### WHAT IS EXPECTED
Say the number of lines containing the string "Freeze", and say nothing else.
····················
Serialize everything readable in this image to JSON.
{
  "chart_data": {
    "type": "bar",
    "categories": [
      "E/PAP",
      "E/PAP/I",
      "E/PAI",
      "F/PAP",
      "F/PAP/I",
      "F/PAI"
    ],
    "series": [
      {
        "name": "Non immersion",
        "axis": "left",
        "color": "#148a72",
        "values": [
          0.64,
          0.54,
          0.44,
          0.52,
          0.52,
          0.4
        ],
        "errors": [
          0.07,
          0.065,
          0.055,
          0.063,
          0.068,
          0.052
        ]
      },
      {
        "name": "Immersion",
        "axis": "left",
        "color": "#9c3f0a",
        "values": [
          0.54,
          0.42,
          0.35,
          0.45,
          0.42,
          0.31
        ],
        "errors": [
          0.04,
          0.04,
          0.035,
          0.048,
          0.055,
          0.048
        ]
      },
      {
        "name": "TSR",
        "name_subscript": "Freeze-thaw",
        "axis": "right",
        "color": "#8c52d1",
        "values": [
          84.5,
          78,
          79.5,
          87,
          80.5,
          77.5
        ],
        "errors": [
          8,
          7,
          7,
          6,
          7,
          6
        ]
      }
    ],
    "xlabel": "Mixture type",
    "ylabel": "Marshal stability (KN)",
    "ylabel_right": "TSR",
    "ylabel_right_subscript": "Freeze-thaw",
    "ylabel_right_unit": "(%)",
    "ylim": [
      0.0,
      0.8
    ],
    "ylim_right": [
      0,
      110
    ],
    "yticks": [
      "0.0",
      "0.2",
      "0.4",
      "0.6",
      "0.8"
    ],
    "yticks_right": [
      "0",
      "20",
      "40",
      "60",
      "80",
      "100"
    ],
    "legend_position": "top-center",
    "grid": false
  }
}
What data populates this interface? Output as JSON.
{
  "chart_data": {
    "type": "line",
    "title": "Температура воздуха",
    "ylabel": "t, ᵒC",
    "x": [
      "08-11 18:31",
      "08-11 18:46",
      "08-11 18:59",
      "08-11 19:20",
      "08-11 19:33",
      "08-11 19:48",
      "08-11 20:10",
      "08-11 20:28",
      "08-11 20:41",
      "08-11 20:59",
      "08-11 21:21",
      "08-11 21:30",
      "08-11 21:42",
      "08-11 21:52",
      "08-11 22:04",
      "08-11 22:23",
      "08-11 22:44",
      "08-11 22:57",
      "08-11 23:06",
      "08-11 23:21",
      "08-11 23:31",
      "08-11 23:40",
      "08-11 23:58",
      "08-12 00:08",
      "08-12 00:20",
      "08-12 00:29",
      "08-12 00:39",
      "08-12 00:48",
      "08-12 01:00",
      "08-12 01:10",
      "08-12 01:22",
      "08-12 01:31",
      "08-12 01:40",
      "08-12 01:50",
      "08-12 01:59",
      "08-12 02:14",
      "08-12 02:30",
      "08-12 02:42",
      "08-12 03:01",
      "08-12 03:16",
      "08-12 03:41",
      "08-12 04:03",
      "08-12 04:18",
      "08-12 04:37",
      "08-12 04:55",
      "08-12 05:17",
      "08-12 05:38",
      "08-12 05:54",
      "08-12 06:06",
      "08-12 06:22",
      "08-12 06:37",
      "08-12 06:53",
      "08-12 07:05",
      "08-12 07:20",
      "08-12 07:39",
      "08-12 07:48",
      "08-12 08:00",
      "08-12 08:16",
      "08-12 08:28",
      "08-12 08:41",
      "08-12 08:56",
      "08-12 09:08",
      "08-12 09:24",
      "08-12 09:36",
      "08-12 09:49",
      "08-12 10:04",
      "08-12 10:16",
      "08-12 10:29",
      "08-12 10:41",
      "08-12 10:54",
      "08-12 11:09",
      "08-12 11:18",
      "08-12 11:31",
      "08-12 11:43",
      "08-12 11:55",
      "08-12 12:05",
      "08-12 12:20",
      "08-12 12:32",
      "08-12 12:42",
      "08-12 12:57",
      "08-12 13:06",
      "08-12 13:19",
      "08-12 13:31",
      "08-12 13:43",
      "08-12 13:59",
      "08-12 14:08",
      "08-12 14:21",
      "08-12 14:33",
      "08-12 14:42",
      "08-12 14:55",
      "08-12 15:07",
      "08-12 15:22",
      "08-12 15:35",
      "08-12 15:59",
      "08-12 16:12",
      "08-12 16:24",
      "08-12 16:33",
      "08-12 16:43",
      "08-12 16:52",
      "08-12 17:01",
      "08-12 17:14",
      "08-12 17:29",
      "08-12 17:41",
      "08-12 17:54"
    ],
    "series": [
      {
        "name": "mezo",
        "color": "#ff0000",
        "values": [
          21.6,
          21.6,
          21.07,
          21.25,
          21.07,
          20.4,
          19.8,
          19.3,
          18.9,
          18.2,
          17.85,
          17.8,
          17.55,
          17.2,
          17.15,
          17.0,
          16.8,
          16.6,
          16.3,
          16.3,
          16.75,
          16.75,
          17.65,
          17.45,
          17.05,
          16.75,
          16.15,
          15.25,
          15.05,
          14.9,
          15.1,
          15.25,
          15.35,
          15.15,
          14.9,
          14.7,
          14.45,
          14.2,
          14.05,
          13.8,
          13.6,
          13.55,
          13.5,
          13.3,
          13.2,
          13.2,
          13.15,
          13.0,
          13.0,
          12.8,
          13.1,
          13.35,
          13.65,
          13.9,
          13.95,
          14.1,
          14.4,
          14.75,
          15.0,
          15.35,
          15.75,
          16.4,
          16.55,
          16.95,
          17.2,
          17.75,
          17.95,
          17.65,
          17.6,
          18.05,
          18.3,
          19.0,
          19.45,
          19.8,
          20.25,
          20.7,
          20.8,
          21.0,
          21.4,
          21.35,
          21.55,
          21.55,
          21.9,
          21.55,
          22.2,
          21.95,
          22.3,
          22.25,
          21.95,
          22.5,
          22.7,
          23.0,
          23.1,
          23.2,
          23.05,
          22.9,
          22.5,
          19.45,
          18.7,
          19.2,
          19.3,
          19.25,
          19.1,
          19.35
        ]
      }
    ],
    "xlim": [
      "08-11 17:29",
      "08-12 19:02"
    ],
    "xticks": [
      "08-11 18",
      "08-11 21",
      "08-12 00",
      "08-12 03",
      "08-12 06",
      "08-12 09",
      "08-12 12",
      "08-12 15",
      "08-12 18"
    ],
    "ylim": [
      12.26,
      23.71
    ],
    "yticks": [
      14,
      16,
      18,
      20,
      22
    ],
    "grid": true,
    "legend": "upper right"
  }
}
····················
### EXPECTED OUTPUT
2